## What is expected
Print all entries word for word.

## Data to use
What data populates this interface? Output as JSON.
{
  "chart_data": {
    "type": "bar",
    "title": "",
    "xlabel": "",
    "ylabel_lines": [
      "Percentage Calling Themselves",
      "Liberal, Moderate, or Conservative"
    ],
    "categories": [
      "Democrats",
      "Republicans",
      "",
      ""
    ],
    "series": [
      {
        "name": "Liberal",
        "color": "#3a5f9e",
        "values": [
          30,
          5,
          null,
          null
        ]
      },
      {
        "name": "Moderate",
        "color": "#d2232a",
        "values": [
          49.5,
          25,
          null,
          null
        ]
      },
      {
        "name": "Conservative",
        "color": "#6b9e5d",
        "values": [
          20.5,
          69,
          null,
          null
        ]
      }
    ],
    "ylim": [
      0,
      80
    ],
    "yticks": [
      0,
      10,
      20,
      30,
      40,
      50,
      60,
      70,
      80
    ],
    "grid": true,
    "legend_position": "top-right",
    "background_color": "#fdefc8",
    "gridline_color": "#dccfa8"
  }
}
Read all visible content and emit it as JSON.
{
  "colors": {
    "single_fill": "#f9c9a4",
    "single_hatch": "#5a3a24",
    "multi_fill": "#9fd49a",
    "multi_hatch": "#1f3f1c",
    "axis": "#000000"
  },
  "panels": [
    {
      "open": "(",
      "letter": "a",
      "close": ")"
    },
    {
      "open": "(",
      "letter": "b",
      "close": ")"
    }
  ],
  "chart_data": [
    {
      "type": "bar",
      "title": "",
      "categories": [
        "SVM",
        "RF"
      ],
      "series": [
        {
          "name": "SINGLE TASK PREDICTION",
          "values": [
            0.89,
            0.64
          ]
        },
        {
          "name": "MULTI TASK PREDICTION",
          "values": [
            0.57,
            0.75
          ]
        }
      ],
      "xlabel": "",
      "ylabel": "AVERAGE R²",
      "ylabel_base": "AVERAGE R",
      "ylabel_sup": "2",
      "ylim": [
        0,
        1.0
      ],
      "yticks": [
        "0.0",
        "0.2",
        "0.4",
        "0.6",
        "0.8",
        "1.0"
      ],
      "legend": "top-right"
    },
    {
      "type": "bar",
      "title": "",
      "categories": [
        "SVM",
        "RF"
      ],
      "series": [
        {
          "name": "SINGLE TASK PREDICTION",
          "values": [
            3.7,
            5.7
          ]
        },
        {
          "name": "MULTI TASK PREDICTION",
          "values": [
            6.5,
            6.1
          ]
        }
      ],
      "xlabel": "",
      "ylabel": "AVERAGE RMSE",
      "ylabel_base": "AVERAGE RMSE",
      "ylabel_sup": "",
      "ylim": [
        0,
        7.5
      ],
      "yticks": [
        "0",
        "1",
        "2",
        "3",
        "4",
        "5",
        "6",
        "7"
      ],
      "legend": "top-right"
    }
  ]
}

## Result of the task
What data populates this interface? Output as JSON.
{
  "chart_data": {
    "type": "bar",
    "title": "",
    "xlabel": "",
    "ylabel_lines": [
      "Percentage Calling Themselves",
      "Liberal, Moderate, or Conservative"
    ],
    "categories": [
      "Democrats",
      "Republicans",
      "",
      ""
    ],
    "series": [
      {
        "name": "Liberal",
        "color": "#3a5f9e",
        "values": [
          30,
          5,
          null,
          null
        ]
      },
      {
        "name": "Moderate",
        "color": "#d2232a",
        "values": [
          49.5,
          25,
          null,
          null
        ]
      },
      {
        "name": "Conservative",
        "color": "#6b9e5d",
        "values": [
          20.5,
          69,
          null,
          null
        ]
      }
    ],
    "ylim": [
      0,
      80
    ],
    "yticks": [
      0,
      10,
      20,
      30,
      40,
      50,
      60,
      70,
      80
    ],
    "grid": true,
    "legend_position": "top-right",
    "background_color": "#fdefc8",
    "gridline_color": "#dccfa8"
  }
}
Read all visible content and emit it as JSON.
{
  "colors": {
    "single_fill": "#f9c9a4",
    "single_hatch": "#5a3a24",
    "multi_fill": "#9fd49a",
    "multi_hatch": "#1f3f1c",
    "axis": "#000000"
  },
  "panels": [
    {
      "open": "(",
      "letter": "a",
      "close": ")"
    },
    {
      "open": "(",
      "letter": "b",
      "close": ")"
    }
  ],
  "chart_data": [
    {
      "type": "bar",
      "title": "",
      "categories": [
        "SVM",
        "RF"
      ],
      "series": [
        {
          "name": "SINGLE TASK PREDICTION",
          "values": [
            0.89,
            0.64
          ]
        },
        {
          "name": "MULTI TASK PREDICTION",
          "values": [
            0.57,
            0.75
          ]
        }
      ],
      "xlabel": "",
      "ylabel": "AVERAGE R²",
      "ylabel_base": "AVERAGE R",
      "ylabel_sup": "2",
      "ylim": [
        0,
        1.0
      ],
      "yticks": [
        "0.0",
        "0.2",
        "0.4",
        "0.6",
        "0.8",
        "1.0"
      ],
      "legend": "top-right"
    },
    {
      "type": "bar",
      "title": "",
      "categories": [
        "SVM",
        "RF"
      ],
      "series": [
        {
          "name": "SINGLE TASK PREDICTION",
          "values": [
            3.7,
            5.7
          ]
        },
        {
          "name": "MULTI TASK PREDICTION",
          "values": [
            6.5,
            6.1
          ]
        }
      ],
      "xlabel": "",
      "ylabel": "AVERAGE RMSE",
      "ylabel_base": "AVERAGE RMSE",
      "ylabel_sup": "",
      "ylim": [
        0,
        7.5
      ],
      "yticks": [
        "0",
        "1",
        "2",
        "3",
        "4",
        "5",
        "6",
        "7"
      ],
      "legend": "top-right"
    }
  ]
}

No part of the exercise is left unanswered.